**Dataset records**
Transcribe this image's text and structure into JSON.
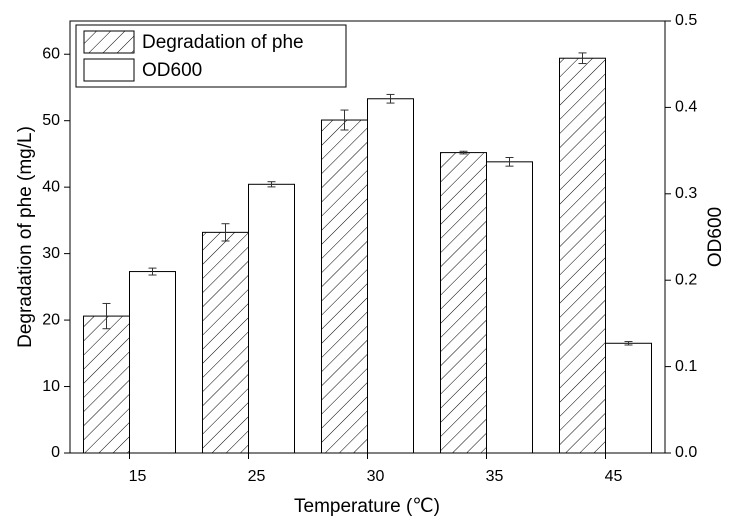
{
  "chart_data": {
    "type": "bar",
    "x_label": "Temperature (℃)",
    "y_label": "Degradation of phe (mg/L)",
    "y2_label": "OD600",
    "categories": [
      "15",
      "25",
      "30",
      "35",
      "45"
    ],
    "series": [
      {
        "name": "Degradation of phe",
        "color": "#ffffff",
        "hatch": true,
        "values": [
          20.6,
          33.2,
          50.1,
          45.2,
          59.4
        ],
        "errors": [
          1.9,
          1.3,
          1.5,
          0.2,
          0.8
        ]
      },
      {
        "name": "OD600",
        "color": "#ffffff",
        "hatch": false,
        "axis": "y2",
        "values": [
          0.21,
          0.311,
          0.41,
          0.337,
          0.127
        ],
        "errors": [
          0.004,
          0.003,
          0.005,
          0.005,
          0.002
        ]
      }
    ],
    "ylim": [
      0,
      65
    ],
    "yticks": [
      0,
      10,
      20,
      30,
      40,
      50,
      60
    ],
    "y2lim": [
      0,
      0.5
    ],
    "y2ticks": [
      {
        "value": 0,
        "label": "0.0"
      },
      0.1,
      0.2,
      0.3,
      0.4,
      0.5
    ],
    "legend": "upper-left"
  }
}
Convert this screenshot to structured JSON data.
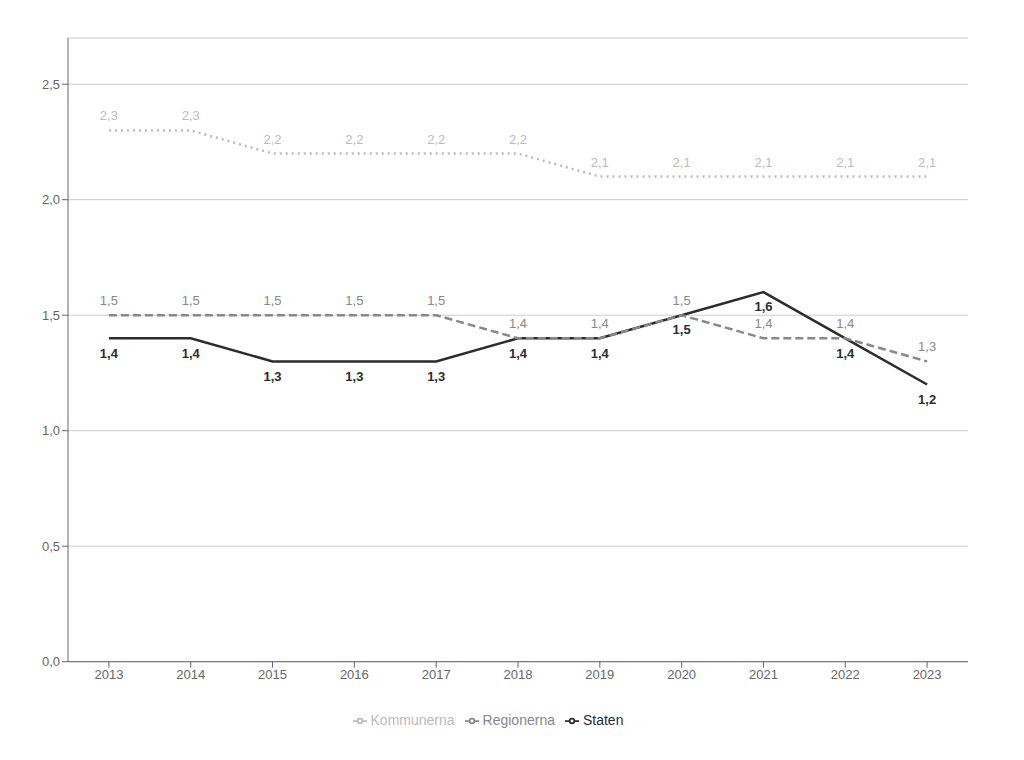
{
  "chart_data": {
    "type": "line",
    "x": [
      2013,
      2014,
      2015,
      2016,
      2017,
      2018,
      2019,
      2020,
      2021,
      2022,
      2023
    ],
    "series": [
      {
        "name": "Staten",
        "color": "#2c2c2c",
        "line_style": "solid",
        "values": [
          1.4,
          1.4,
          1.3,
          1.3,
          1.3,
          1.4,
          1.4,
          1.5,
          1.6,
          1.4,
          1.2
        ],
        "value_labels": [
          "1,4",
          "1,4",
          "1,3",
          "1,3",
          "1,3",
          "1,4",
          "1,4",
          "1,5",
          "1,6",
          "1,4",
          "1,2"
        ]
      },
      {
        "name": "Regionerna",
        "color": "#888888",
        "line_style": "dashed",
        "values": [
          1.5,
          1.5,
          1.5,
          1.5,
          1.5,
          1.4,
          1.4,
          1.5,
          1.4,
          1.4,
          1.3
        ],
        "value_labels": [
          "1,5",
          "1,5",
          "1,5",
          "1,5",
          "1,5",
          "1,4",
          "1,4",
          "1,5",
          "1,4",
          "1,4",
          "1,3"
        ]
      },
      {
        "name": "Kommunerna",
        "color": "#bbbbbb",
        "line_style": "dotted",
        "values": [
          2.3,
          2.3,
          2.2,
          2.2,
          2.2,
          2.2,
          2.1,
          2.1,
          2.1,
          2.1,
          2.1
        ],
        "value_labels": [
          "2,3",
          "2,3",
          "2,2",
          "2,2",
          "2,2",
          "2,2",
          "2,1",
          "2,1",
          "2,1",
          "2,1",
          "2,1"
        ]
      }
    ],
    "xlim": [
      2012.5,
      2023.5
    ],
    "xticks": [
      2013,
      2014,
      2015,
      2016,
      2017,
      2018,
      2019,
      2020,
      2021,
      2022,
      2023
    ],
    "ylim": [
      0.0,
      2.7
    ],
    "yticks": [
      {
        "value": 0.0,
        "label": "0,0"
      },
      {
        "value": 0.5,
        "label": "0,5"
      },
      {
        "value": 1.0,
        "label": "1,0"
      },
      {
        "value": 1.5,
        "label": "1,5"
      },
      {
        "value": 2.0,
        "label": "2,0"
      },
      {
        "value": 2.5,
        "label": "2,5"
      }
    ],
    "grid": true,
    "legend": "bottom",
    "data_labels": true
  }
}
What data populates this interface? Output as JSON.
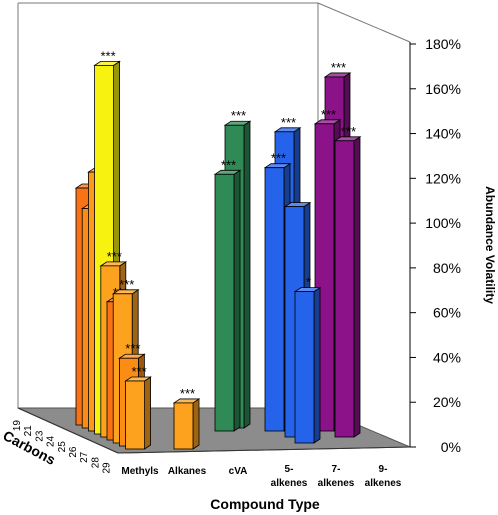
{
  "chart_data": {
    "type": "bar",
    "subtype": "3d-bar",
    "title": "",
    "xlabel": "Compound Type",
    "ylabel": "Abundance Volatility",
    "zlabel": "Carbons",
    "ylim": [
      0,
      180
    ],
    "y_ticks": [
      "0%",
      "20%",
      "40%",
      "60%",
      "80%",
      "100%",
      "120%",
      "140%",
      "160%",
      "180%"
    ],
    "categories": [
      {
        "lines": [
          "Methyls"
        ]
      },
      {
        "lines": [
          "Alkanes"
        ]
      },
      {
        "lines": [
          "cVA"
        ]
      },
      {
        "lines": [
          "5-",
          "alkenes"
        ]
      },
      {
        "lines": [
          "7-",
          "alkenes"
        ]
      },
      {
        "lines": [
          "9-",
          "alkenes"
        ]
      }
    ],
    "carbons": [
      "19",
      "21",
      "23",
      "24",
      "25",
      "26",
      "27",
      "28",
      "29"
    ],
    "bars": [
      {
        "category": "Methyls",
        "carbon": "19",
        "value": 108,
        "color": "#f97316",
        "sig": ""
      },
      {
        "category": "Methyls",
        "carbon": "21",
        "value": 100,
        "color": "#fb8c15",
        "sig": ""
      },
      {
        "category": "Methyls",
        "carbon": "23",
        "value": 118,
        "color": "#fd9a1a",
        "sig": ""
      },
      {
        "category": "Methyls",
        "carbon": "24",
        "value": 168,
        "color": "#f7f20f",
        "sig": "***"
      },
      {
        "category": "Methyls",
        "carbon": "25",
        "value": 78,
        "color": "#fda21e",
        "sig": "***"
      },
      {
        "category": "Methyls",
        "carbon": "26",
        "value": 63,
        "color": "#f97316",
        "sig": "***"
      },
      {
        "category": "Methyls",
        "carbon": "27",
        "value": 68,
        "color": "#fda21e",
        "sig": "***"
      },
      {
        "category": "Methyls",
        "carbon": "28",
        "value": 40,
        "color": "#fb8c15",
        "sig": "***"
      },
      {
        "category": "Methyls",
        "carbon": "29",
        "value": 31,
        "color": "#fda21e",
        "sig": "***"
      },
      {
        "category": "Alkanes",
        "carbon": "29",
        "value": 21,
        "color": "#fda21e",
        "sig": "***"
      },
      {
        "category": "cVA",
        "carbon": "23",
        "value": 117,
        "color": "#2f8a55",
        "sig": "***"
      },
      {
        "category": "cVA",
        "carbon": "21",
        "value": 138,
        "color": "#2f8a55",
        "sig": "***"
      },
      {
        "category": "5-alkenes",
        "carbon": "23",
        "value": 120,
        "color": "#2563eb",
        "sig": "***"
      },
      {
        "category": "5-alkenes",
        "carbon": "21",
        "value": 135,
        "color": "#2563eb",
        "sig": "***"
      },
      {
        "category": "5-alkenes",
        "carbon": "25",
        "value": 105,
        "color": "#2563eb",
        "sig": ""
      },
      {
        "category": "5-alkenes",
        "carbon": "27",
        "value": 69,
        "color": "#2563eb",
        "sig": "*"
      },
      {
        "category": "7-alkenes",
        "carbon": "23",
        "value": 140,
        "color": "#8b1289",
        "sig": "***"
      },
      {
        "category": "7-alkenes",
        "carbon": "21",
        "value": 160,
        "color": "#8b1289",
        "sig": "***"
      },
      {
        "category": "7-alkenes",
        "carbon": "25",
        "value": 135,
        "color": "#8b1289",
        "sig": "***"
      }
    ]
  }
}
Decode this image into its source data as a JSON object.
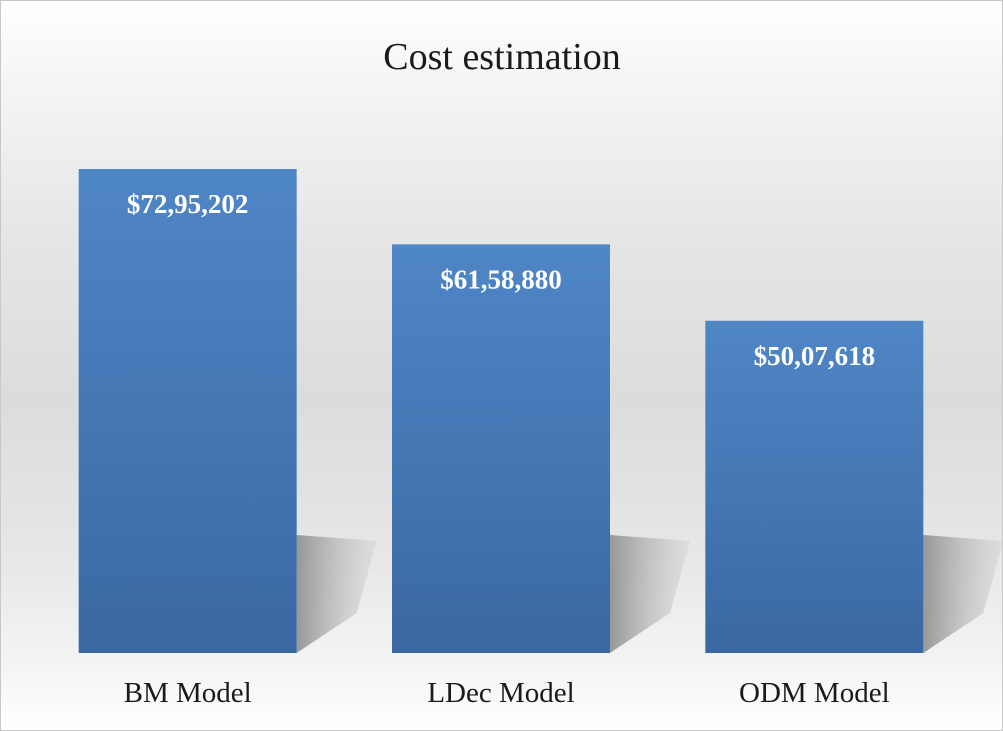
{
  "chart_data": {
    "type": "bar",
    "title": "Cost estimation",
    "categories": [
      "BM Model",
      "LDec Model",
      "ODM Model"
    ],
    "values": [
      7295202,
      6158880,
      5007618
    ],
    "value_labels": [
      "$72,95,202",
      "$61,58,880",
      "$50,07,618"
    ],
    "xlabel": "",
    "ylabel": "",
    "ylim": [
      0,
      8000000
    ],
    "grid": false,
    "legend": "none",
    "bar_color": "#4a7fbf"
  }
}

**Goal**
Lines containing the string "ylabel" are to be selected and copied.

**Exercise result**
    "ylabel": "Abundance Volatility",
    "ylabel": "",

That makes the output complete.